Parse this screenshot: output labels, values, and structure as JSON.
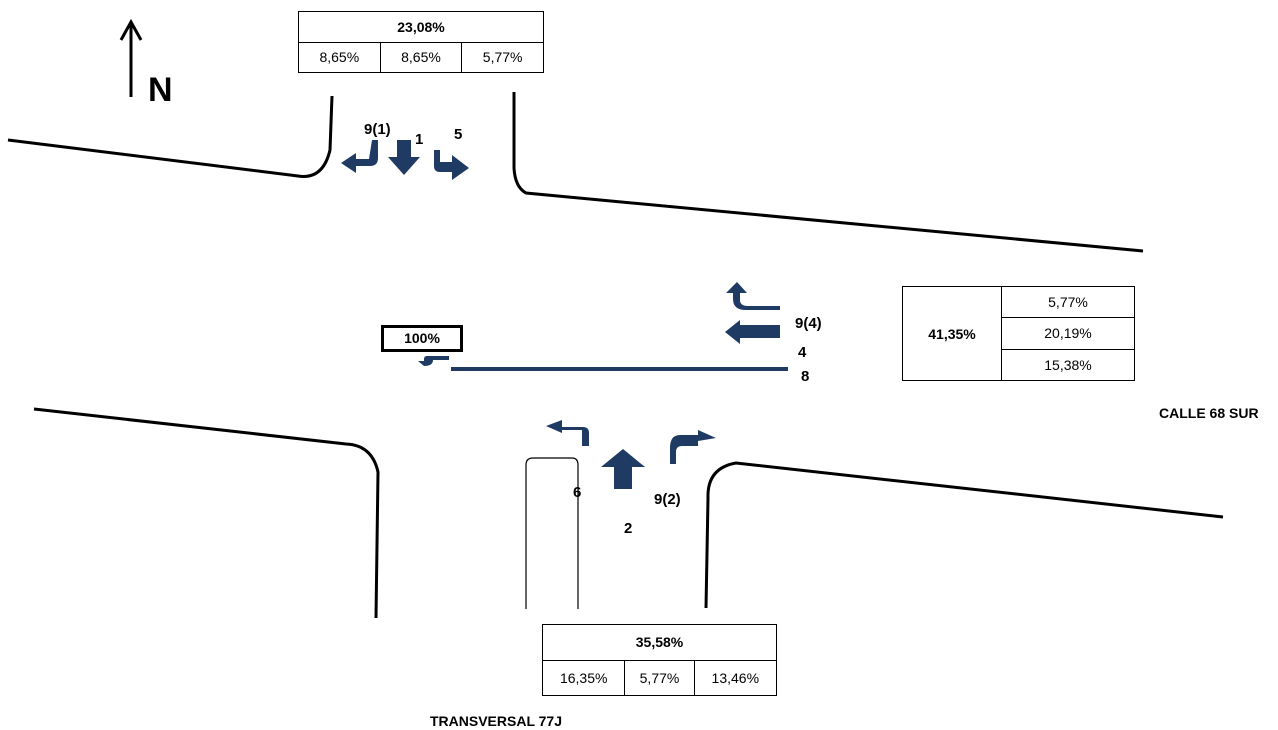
{
  "north_label": "N",
  "streets": {
    "east": "CALLE 68 SUR",
    "south": "TRANSVERSAL 77J"
  },
  "movement_labels": {
    "north_uturn": "9(1)",
    "north_through": "1",
    "north_left": "5",
    "east_uturn": "9(4)",
    "east_through": "4",
    "east_left": "8",
    "south_left": "6",
    "south_through": "2",
    "south_uturn": "9(2)"
  },
  "tables": {
    "north": {
      "total": "23,08%",
      "parts": [
        "8,65%",
        "8,65%",
        "5,77%"
      ]
    },
    "east": {
      "total": "41,35%",
      "parts": [
        "5,77%",
        "20,19%",
        "15,38%"
      ]
    },
    "south": {
      "total": "35,58%",
      "parts": [
        "16,35%",
        "5,77%",
        "13,46%"
      ]
    },
    "west": {
      "total": "100%"
    }
  },
  "colors": {
    "arrow": "#1f3b63",
    "road": "#000000",
    "divider": "#1f3b63"
  },
  "icons": {
    "north": "north-arrow-icon",
    "turn": "turn-arrow-icon",
    "straight": "straight-arrow-icon"
  }
}
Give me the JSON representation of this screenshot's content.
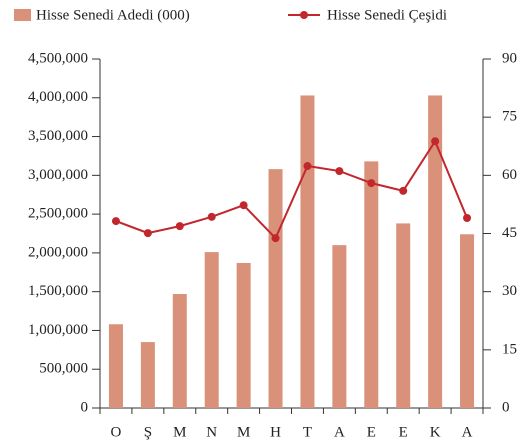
{
  "chart_data": {
    "type": "bar_line",
    "categories": [
      "O",
      "Ş",
      "M",
      "N",
      "M",
      "H",
      "T",
      "A",
      "E",
      "E",
      "K",
      "A"
    ],
    "series": [
      {
        "name": "Hisse Senedi Adedi (000)",
        "color": "#d9917a",
        "type": "bar",
        "values": [
          1080000,
          850000,
          1470000,
          2010000,
          1870000,
          3080000,
          4030000,
          2100000,
          3180000,
          2380000,
          4030000,
          2240000
        ]
      },
      {
        "name": "Hisse Senedi Çeşidi",
        "color": "#c1272d",
        "type": "line",
        "axis": "y2",
        "values": [
          48.2,
          45.1,
          46.9,
          49.3,
          52.3,
          43.8,
          62.4,
          61.1,
          58.0,
          56.0,
          68.8,
          49.0
        ]
      }
    ],
    "ylim": [
      0,
      4500000
    ],
    "yticks": [
      0,
      {
        "value": 500000,
        "label": "500,000"
      },
      {
        "value": 1000000,
        "label": "1,000,000"
      },
      {
        "value": 1500000,
        "label": "1,500,000"
      },
      {
        "value": 2000000,
        "label": "2,000,000"
      },
      {
        "value": 2500000,
        "label": "2,500,000"
      },
      {
        "value": 3000000,
        "label": "3,000,000"
      },
      {
        "value": 3500000,
        "label": "3,500,000"
      },
      {
        "value": 4000000,
        "label": "4,000,000"
      },
      {
        "value": 4500000,
        "label": "4,500,000"
      }
    ],
    "y2lim": [
      0,
      90
    ],
    "y2ticks": [
      0,
      15,
      30,
      45,
      60,
      75,
      90
    ],
    "legend": "top"
  }
}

◆ ◆ ◆ ◆

Repeat the data above exactly, but not the pictures.

### Completed task
Parse this screenshot: output labels, values, and structure as JSON.
{
  "north_label": "N",
  "streets": {
    "east": "CALLE 68 SUR",
    "south": "TRANSVERSAL 77J"
  },
  "movement_labels": {
    "north_uturn": "9(1)",
    "north_through": "1",
    "north_left": "5",
    "east_uturn": "9(4)",
    "east_through": "4",
    "east_left": "8",
    "south_left": "6",
    "south_through": "2",
    "south_uturn": "9(2)"
  },
  "tables": {
    "north": {
      "total": "23,08%",
      "parts": [
        "8,65%",
        "8,65%",
        "5,77%"
      ]
    },
    "east": {
      "total": "41,35%",
      "parts": [
        "5,77%",
        "20,19%",
        "15,38%"
      ]
    },
    "south": {
      "total": "35,58%",
      "parts": [
        "16,35%",
        "5,77%",
        "13,46%"
      ]
    },
    "west": {
      "total": "100%"
    }
  },
  "colors": {
    "arrow": "#1f3b63",
    "road": "#000000",
    "divider": "#1f3b63"
  },
  "icons": {
    "north": "north-arrow-icon",
    "turn": "turn-arrow-icon",
    "straight": "straight-arrow-icon"
  }
}
Give me the JSON representation of this screenshot's content.
{
  "chart_data": {
    "type": "bar_line",
    "categories": [
      "O",
      "Ş",
      "M",
      "N",
      "M",
      "H",
      "T",
      "A",
      "E",
      "E",
      "K",
      "A"
    ],
    "series": [
      {
        "name": "Hisse Senedi Adedi (000)",
        "color": "#d9917a",
        "type": "bar",
        "values": [
          1080000,
          850000,
          1470000,
          2010000,
          1870000,
          3080000,
          4030000,
          2100000,
          3180000,
          2380000,
          4030000,
          2240000
        ]
      },
      {
        "name": "Hisse Senedi Çeşidi",
        "color": "#c1272d",
        "type": "line",
        "axis": "y2",
        "values": [
          48.2,
          45.1,
          46.9,
          49.3,
          52.3,
          43.8,
          62.4,
          61.1,
          58.0,
          56.0,
          68.8,
          49.0
        ]
      }
    ],
    "ylim": [
      0,
      4500000
    ],
    "yticks": [
      0,
      {
        "value": 500000,
        "label": "500,000"
      },
      {
        "value": 1000000,
        "label": "1,000,000"
      },
      {
        "value": 1500000,
        "label": "1,500,000"
      },
      {
        "value": 2000000,
        "label": "2,000,000"
      },
      {
        "value": 2500000,
        "label": "2,500,000"
      },
      {
        "value": 3000000,
        "label": "3,000,000"
      },
      {
        "value": 3500000,
        "label": "3,500,000"
      },
      {
        "value": 4000000,
        "label": "4,000,000"
      },
      {
        "value": 4500000,
        "label": "4,500,000"
      }
    ],
    "y2lim": [
      0,
      90
    ],
    "y2ticks": [
      0,
      15,
      30,
      45,
      60,
      75,
      90
    ],
    "legend": "top"
  }
}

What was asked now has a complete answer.